> Complete the following
- A) In the wage inflation text, how many nurses left the profession last year?
- B) Retype the wage inflation text from "And by the way, £9bn" to "their health services.".

> Text provided
BEGIN

Wage inflation needed

Of course, everybody knows inflation is devouring wages and forcing the poor into un-affordable debt.  CPI is 11.1%.  But RPI - the more accurate measure - is already 14.2% - its highest level in 41 years!

    Food has gone up even more: by 16.2%, with milk up by 47% and pasta and cooking oil by over 33%!  For sure, these price increases must be addressed.  But how?

    Well, the obvious way for a government to prevent prices from rising to crazy levels, is for it to fix them by law.  All the prices which went skyrocketing, only did so because the “law of the market” was allowed to prevail, (with bells on!), when the post-Covid opening of the economy along with the Ukraine war pushed oil and gas demand up, compared to supply!  Was it possible for the government to intervene and control the oil and gas racketeers’ price increases?  Of course it was.  Price controls could have stopped inflation.  But they’d also cut profits...

    So instead, the oil and gas giants got away with making super-profits!  And now Hunt is likely to step delicately around their interests and politely ask, like Oliver Twist: please sir, can I have a little more tax?

    In another interview this week, “our” compassionate PM went on to explain that the nurses’ wage demand of RPI plus 5%, i.e.,17.6%, is, “of course” impossible.  Yes, they are heroes, but...

    Hunt says the budget just won’t stretch to the £9bn per year that such a pay rise would cost.  On the other hand, 300,000 RCN nurses have voted to strike over this.  They need this rise.  How else will their pay catch up?

    And by the way, £9bn may sound like a lot of money, but it isn’t.  Not compared to the government’s total annual expenditure on health and social care, which for 2022-3, will be £167bn - already too low, compared to what other comparable countries spend on their health services.

    But £9bn is just 18% of this budget.  And nurses argue (and they are right) that such a pay rise would also help to sort out the staff shortage.  There are currently 45,000 nursing vacancies in England alone; but 40,000 nurses left the profession last year!

    Sure, they didn’t leave only because pay is better elsewhere; the stress of working in an understaffed, underfunded, collapsing NHS in the aftermath of Covid has taken its toll.  But with more attractive pay along with improved working conditions, which are perhaps even more important – nurses will certainly return to the profession.

    It’s worth remembering for a moment, how easily the government finds funds when it wants to!  In fact it’s amazing how its budget can stretch - and how money can be printed - whenever the capitalist masters decide that it’s vital, whether to pay for rescuing banks (wasn’t it £500 billion?) or for bombs and missiles, or a queen’s funeral, or essentials like wallpaper, expense accounts, etc...

Let our winter of discontent begin!

Steve Barclay, the new health secretary, met with the RCN, Unison, GMB and Unite union leaders this week to tell them the cupboard is bare.

    The result of this meeting is not yet known, but these unions together represent over a million healthcare workers.  And it’s a foregone conclusion that those not yet balloted will, just like the RCN’s nurses, vote for strike.  But whether they’ll actually strike is not at all certain.

    Yet unless the needs of the working class are placed front-stage – with workers visible in large numbers, outside workplaces and on the streets, the government is likely to get away, not only with below-inflation wage rises, but actual cuts to public services.

    The bosses and their governments have been committing social murder for far too long.  Only the working class has the collective strength to put a stop to this.  But this means that railway and postal workers, whose union leaders called off their strikes to negotiate a compromise, would need to strike with NHS workers - and even on their behalf - given the already dangerous under-staffing.

    Will it be against the law?  Maybe.  But this is the only way for the working class to end the bosses’ and their government’s lawlessness.

END

> Excerpted data
BEGIN

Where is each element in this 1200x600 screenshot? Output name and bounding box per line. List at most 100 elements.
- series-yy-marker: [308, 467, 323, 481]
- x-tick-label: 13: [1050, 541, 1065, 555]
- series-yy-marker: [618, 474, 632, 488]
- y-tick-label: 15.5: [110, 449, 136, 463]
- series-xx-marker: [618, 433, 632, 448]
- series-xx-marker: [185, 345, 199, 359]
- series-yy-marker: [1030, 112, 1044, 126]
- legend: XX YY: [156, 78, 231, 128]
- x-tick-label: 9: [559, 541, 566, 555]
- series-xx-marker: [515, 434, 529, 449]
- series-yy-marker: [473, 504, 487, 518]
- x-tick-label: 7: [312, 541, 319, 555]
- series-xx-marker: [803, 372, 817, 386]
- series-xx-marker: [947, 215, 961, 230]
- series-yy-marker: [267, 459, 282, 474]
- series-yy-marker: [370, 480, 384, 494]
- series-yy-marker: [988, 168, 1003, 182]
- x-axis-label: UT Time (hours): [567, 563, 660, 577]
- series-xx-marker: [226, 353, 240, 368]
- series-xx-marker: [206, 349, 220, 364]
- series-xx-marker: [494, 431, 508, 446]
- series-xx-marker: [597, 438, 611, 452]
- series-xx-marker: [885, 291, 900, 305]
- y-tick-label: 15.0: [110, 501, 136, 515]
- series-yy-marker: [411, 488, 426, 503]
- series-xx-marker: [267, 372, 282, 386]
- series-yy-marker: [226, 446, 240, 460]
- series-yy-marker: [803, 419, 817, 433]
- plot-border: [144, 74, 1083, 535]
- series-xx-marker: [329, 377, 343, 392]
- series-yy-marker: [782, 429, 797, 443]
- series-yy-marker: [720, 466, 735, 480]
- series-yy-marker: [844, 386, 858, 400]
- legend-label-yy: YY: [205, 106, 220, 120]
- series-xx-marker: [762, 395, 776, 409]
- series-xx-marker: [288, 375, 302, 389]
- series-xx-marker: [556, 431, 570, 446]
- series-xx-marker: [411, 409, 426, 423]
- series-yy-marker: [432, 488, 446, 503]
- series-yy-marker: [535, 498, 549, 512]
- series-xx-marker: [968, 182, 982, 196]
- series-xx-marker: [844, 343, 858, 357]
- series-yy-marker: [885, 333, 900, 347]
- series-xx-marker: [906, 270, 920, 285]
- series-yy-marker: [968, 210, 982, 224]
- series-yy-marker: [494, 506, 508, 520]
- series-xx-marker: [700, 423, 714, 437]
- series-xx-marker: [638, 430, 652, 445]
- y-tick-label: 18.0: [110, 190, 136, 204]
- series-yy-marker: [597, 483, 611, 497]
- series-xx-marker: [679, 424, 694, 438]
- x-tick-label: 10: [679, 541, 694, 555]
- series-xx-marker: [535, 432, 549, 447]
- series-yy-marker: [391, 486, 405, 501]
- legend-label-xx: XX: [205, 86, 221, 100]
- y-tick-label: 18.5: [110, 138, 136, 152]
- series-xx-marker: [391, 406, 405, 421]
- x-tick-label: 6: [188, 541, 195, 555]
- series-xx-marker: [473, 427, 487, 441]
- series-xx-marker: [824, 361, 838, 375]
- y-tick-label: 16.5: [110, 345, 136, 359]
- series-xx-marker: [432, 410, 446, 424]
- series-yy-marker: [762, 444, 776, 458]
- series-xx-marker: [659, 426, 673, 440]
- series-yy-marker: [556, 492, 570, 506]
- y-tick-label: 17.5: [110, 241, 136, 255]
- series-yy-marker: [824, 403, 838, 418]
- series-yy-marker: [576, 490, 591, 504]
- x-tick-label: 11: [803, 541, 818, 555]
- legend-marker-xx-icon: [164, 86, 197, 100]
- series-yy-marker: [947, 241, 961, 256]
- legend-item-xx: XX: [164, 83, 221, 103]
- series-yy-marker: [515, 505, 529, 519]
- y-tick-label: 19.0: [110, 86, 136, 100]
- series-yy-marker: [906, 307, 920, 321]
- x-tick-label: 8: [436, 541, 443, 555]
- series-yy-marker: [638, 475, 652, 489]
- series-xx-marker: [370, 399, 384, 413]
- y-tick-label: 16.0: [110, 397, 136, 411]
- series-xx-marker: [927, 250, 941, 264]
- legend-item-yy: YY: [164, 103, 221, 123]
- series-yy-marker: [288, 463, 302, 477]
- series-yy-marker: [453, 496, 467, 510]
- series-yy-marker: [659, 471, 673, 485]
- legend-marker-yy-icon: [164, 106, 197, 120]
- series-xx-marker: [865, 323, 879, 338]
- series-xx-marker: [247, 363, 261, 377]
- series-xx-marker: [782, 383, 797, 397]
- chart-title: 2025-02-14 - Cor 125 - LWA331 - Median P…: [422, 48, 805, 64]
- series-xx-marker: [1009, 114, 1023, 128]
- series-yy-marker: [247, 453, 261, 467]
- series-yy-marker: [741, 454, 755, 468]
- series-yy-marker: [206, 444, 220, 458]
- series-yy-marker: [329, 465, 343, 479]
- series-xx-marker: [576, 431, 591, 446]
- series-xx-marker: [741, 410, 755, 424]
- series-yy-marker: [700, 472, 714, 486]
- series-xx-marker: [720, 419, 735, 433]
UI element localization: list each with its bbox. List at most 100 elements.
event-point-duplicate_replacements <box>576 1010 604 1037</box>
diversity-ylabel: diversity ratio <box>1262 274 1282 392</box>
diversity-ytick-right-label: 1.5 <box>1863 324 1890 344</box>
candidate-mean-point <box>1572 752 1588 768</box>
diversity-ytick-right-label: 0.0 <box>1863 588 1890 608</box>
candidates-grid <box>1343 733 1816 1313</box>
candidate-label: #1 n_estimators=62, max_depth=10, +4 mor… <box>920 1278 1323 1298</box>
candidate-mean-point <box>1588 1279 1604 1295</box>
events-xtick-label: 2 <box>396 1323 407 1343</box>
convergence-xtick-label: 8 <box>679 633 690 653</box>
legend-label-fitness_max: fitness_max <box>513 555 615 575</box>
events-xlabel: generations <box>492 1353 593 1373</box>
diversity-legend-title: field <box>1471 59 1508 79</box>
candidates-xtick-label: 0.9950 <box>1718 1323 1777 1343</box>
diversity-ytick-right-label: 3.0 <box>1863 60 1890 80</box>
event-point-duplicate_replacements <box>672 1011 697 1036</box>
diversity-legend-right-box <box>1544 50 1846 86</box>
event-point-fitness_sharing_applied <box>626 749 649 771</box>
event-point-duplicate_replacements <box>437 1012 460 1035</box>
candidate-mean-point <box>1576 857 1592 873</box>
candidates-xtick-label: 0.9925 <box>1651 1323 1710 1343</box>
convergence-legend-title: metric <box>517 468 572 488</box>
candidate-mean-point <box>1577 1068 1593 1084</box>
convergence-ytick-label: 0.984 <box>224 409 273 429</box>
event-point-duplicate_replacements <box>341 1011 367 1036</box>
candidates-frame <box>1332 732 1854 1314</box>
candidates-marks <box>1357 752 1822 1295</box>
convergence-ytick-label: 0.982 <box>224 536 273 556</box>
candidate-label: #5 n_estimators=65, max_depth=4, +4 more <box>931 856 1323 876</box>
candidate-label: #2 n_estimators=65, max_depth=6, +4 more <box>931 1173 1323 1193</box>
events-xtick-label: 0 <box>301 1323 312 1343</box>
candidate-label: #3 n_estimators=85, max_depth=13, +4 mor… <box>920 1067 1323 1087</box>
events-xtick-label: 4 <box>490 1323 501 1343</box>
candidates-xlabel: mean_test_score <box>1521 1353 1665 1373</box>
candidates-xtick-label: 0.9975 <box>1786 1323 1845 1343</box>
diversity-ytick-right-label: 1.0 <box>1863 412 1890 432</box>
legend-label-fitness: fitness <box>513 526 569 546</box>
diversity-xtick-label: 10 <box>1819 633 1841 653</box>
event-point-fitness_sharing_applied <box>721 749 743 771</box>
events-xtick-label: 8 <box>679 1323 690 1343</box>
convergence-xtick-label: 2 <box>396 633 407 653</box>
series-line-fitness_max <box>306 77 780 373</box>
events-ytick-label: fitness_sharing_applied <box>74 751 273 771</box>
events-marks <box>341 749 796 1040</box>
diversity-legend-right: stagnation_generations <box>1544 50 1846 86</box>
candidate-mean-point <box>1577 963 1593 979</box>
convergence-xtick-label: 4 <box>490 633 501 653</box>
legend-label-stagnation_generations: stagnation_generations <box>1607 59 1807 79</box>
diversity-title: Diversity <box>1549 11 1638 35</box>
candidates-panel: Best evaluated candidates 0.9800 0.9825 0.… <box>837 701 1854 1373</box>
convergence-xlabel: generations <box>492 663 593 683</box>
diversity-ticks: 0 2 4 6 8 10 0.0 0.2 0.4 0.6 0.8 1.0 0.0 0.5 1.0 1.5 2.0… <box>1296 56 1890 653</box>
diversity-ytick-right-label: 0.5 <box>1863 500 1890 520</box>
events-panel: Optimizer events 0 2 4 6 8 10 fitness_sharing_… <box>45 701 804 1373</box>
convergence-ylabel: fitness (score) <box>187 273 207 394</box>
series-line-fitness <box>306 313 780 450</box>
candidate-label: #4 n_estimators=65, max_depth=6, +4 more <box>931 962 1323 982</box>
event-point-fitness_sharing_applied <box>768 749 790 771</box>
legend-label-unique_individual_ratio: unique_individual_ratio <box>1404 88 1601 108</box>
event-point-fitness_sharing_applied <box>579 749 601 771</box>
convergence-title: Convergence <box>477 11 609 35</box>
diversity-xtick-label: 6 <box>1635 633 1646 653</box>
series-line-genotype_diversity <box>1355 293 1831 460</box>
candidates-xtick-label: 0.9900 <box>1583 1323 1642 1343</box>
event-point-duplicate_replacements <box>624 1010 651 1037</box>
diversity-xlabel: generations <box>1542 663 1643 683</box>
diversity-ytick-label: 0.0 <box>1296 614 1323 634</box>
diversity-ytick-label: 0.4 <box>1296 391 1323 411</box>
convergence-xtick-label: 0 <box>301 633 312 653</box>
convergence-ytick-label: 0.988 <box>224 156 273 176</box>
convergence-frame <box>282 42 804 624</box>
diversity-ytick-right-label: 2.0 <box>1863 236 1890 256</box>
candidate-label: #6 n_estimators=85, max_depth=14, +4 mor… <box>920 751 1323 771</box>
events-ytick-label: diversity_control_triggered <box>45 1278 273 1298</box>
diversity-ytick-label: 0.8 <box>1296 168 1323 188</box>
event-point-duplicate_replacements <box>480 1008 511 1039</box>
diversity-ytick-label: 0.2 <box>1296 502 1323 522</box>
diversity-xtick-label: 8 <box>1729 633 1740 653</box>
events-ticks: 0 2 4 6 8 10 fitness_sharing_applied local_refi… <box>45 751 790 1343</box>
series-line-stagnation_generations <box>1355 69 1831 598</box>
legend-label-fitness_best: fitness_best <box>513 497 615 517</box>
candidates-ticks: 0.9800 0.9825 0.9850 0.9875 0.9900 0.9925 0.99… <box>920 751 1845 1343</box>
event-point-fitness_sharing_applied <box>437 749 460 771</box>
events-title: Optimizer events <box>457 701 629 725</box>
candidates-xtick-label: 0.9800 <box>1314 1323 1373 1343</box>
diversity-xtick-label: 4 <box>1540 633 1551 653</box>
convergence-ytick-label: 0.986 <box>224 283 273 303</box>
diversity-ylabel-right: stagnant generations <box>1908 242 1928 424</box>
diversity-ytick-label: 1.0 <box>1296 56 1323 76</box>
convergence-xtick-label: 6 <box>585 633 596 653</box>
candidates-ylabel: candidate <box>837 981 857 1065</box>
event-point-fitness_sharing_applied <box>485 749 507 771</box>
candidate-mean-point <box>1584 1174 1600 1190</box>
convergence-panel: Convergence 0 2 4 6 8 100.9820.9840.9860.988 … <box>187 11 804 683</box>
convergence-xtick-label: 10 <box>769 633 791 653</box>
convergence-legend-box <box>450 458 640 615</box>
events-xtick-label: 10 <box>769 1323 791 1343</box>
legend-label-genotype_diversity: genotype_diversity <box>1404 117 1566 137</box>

END

> Numbered responses
- A) 40,000 nurses.

- B)
And by the way, £9bn may sound like a lot of money, but it isn’t.  Not compared to the government’s total annual expenditure on health and social care, which for 2022-3, will be £167bn - already too low, compared to what other comparable countries spend on their health services.